Work to be completed: Copy every line in which the string "color" occurs.

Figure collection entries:
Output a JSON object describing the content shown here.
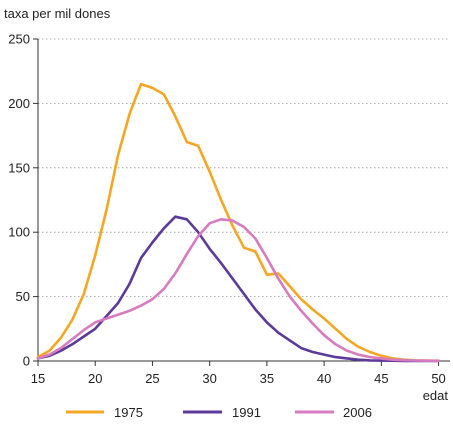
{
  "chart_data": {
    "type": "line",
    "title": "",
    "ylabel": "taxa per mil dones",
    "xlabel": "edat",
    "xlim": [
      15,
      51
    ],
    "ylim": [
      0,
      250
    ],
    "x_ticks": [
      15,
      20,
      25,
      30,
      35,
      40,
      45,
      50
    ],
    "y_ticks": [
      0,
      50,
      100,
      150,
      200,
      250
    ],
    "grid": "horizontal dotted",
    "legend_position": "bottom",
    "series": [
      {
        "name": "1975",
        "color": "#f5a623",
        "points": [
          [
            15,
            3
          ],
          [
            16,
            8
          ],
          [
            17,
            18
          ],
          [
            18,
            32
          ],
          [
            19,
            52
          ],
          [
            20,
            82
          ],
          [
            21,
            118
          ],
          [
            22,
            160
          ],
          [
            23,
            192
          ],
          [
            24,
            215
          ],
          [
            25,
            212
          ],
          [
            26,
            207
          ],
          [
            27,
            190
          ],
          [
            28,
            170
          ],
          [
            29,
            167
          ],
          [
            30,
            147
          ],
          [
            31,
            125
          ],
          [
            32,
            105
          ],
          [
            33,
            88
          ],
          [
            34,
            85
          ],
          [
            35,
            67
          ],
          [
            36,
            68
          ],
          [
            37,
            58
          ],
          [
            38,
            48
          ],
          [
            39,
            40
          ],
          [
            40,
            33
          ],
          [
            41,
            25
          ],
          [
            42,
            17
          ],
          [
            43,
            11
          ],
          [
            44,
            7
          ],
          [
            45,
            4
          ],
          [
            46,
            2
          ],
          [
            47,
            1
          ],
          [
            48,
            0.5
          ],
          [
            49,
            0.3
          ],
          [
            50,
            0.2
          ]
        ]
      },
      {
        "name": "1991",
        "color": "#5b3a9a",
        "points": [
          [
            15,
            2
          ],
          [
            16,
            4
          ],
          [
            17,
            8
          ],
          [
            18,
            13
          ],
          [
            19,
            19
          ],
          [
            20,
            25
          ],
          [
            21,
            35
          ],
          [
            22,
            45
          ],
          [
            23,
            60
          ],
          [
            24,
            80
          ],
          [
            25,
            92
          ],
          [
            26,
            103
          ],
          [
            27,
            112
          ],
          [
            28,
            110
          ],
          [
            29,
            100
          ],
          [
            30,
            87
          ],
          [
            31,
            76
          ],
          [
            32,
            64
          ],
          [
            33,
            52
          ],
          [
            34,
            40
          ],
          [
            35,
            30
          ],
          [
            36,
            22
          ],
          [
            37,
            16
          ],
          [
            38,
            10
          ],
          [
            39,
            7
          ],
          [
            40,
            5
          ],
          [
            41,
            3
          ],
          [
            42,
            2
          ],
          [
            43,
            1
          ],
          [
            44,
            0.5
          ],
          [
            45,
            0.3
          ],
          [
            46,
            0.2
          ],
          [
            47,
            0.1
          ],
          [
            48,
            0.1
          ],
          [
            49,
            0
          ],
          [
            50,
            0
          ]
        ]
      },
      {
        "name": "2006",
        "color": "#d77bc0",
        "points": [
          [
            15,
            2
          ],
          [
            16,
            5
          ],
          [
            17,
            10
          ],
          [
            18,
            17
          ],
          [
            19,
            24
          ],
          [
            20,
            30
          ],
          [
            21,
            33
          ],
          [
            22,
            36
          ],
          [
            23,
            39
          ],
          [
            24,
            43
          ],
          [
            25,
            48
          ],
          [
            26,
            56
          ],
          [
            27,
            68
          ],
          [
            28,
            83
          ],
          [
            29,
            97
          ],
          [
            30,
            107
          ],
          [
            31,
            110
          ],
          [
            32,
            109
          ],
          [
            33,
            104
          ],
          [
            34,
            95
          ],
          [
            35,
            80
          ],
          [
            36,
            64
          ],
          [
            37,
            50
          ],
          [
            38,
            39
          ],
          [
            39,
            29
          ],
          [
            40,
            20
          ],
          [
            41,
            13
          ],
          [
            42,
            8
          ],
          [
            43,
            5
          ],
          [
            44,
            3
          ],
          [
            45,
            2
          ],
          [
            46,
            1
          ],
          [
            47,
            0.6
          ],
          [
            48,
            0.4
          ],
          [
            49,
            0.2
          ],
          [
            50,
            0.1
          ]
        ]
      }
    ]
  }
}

Completed task:
        "color": "#f5a623",
        "color": "#5b3a9a",
        "color": "#d77bc0",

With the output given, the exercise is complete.